■ Aim of the exercise ■
Scan the material for the word "Lindsey", and copy each line where it shows up.

★ ★ ★ ★ ★ ★ ★

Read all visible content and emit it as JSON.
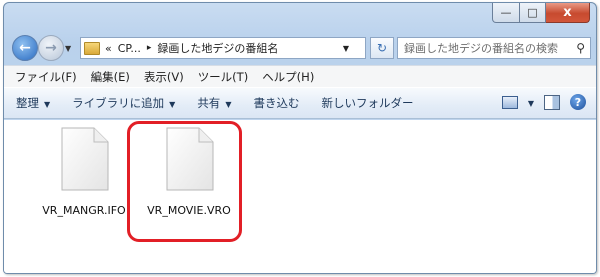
{
  "window": {
    "caption_buttons": {
      "minimize": "—",
      "maximize": "□",
      "close": "x"
    }
  },
  "navigation": {
    "back_icon": "back-arrow-icon",
    "forward_icon": "forward-arrow-icon",
    "address": {
      "overflow": "«",
      "segments": [
        "CP...",
        "録画した地デジの番組名"
      ],
      "separator": "▸"
    },
    "refresh_icon": "refresh-icon",
    "search": {
      "placeholder": "録画した地デジの番組名の検索"
    }
  },
  "menu": {
    "items": [
      "ファイル(F)",
      "編集(E)",
      "表示(V)",
      "ツール(T)",
      "ヘルプ(H)"
    ]
  },
  "commandbar": {
    "organize": "整理",
    "add_to_library": "ライブラリに追加",
    "share": "共有",
    "burn": "書き込む",
    "new_folder": "新しいフォルダー",
    "view_icon": "view-options-icon",
    "preview_pane_icon": "preview-pane-icon",
    "help_icon": "help-icon",
    "help_symbol": "?"
  },
  "files": [
    {
      "name": "VR_MANGR.IFO",
      "icon": "file-icon"
    },
    {
      "name": "VR_MOVIE.VRO",
      "icon": "file-icon",
      "highlighted": true
    }
  ],
  "colors": {
    "highlight": "#e21f26",
    "accent": "#1e395b"
  }
}
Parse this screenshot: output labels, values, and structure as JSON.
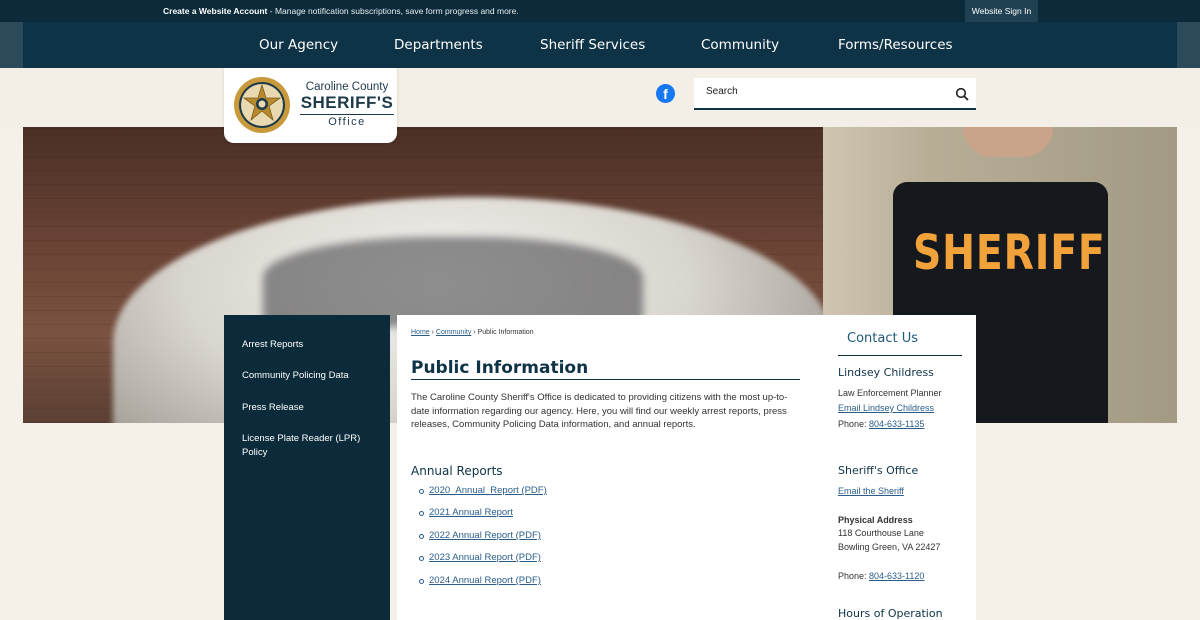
{
  "topbar": {
    "create_account": "Create a Website Account",
    "create_account_desc": " - Manage notification subscriptions, save form progress and more.",
    "sign_in": "Website Sign In"
  },
  "nav": [
    "Our Agency",
    "Departments",
    "Sheriff Services",
    "Community",
    "Forms/Resources"
  ],
  "logo": {
    "line1": "Caroline County",
    "line2": "SHERIFF'S",
    "line3": "Office"
  },
  "search": {
    "placeholder": "Search"
  },
  "hero": {
    "vest_text": "SHERIFF"
  },
  "sidebar": {
    "items": [
      {
        "label": "Arrest Reports"
      },
      {
        "label": "Community Policing Data"
      },
      {
        "label": "Press Release"
      },
      {
        "label": "License Plate Reader (LPR) Policy"
      }
    ]
  },
  "breadcrumb": {
    "home": "Home",
    "sep1": " › ",
    "community": "Community",
    "sep2": " › ",
    "current": "Public Information"
  },
  "main": {
    "title": "Public Information",
    "intro": "The Caroline County Sheriff's Office is dedicated to providing citizens with the most up-to-date information regarding our agency. Here, you will find our weekly arrest reports, press releases, Community Policing Data information, and annual reports.",
    "annual_heading": "Annual Reports",
    "annual_reports": [
      {
        "label": "2020_Annual_Report (PDF)"
      },
      {
        "label": "2021 Annual Report"
      },
      {
        "label": "2022 Annual Report (PDF)"
      },
      {
        "label": "2023 Annual Report (PDF)"
      },
      {
        "label": "2024 Annual Report (PDF)"
      }
    ]
  },
  "contact": {
    "title": "Contact Us",
    "person_name": "Lindsey Childress",
    "person_title": "Law Enforcement Planner",
    "person_email": "Email Lindsey Childress",
    "phone_label": "Phone: ",
    "person_phone": "804-633-1135",
    "office_heading": "Sheriff's Office",
    "office_email": "Email the Sheriff",
    "address_label": "Physical Address",
    "address1": "118 Courthouse Lane",
    "address2": "Bowling Green, VA 22427",
    "office_phone": "804-633-1120",
    "hours_heading": "Hours of Operation"
  },
  "colors": {
    "navy": "#0e3346",
    "link": "#2a5d8a",
    "facebook": "#1877f2",
    "vest_text": "#f2a23a"
  }
}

★ ★ ★ ★ ★ ★ ★

■ Response for this exercise ■
    "person_name": "Lindsey Childress",
    "person_email": "Email Lindsey Childress",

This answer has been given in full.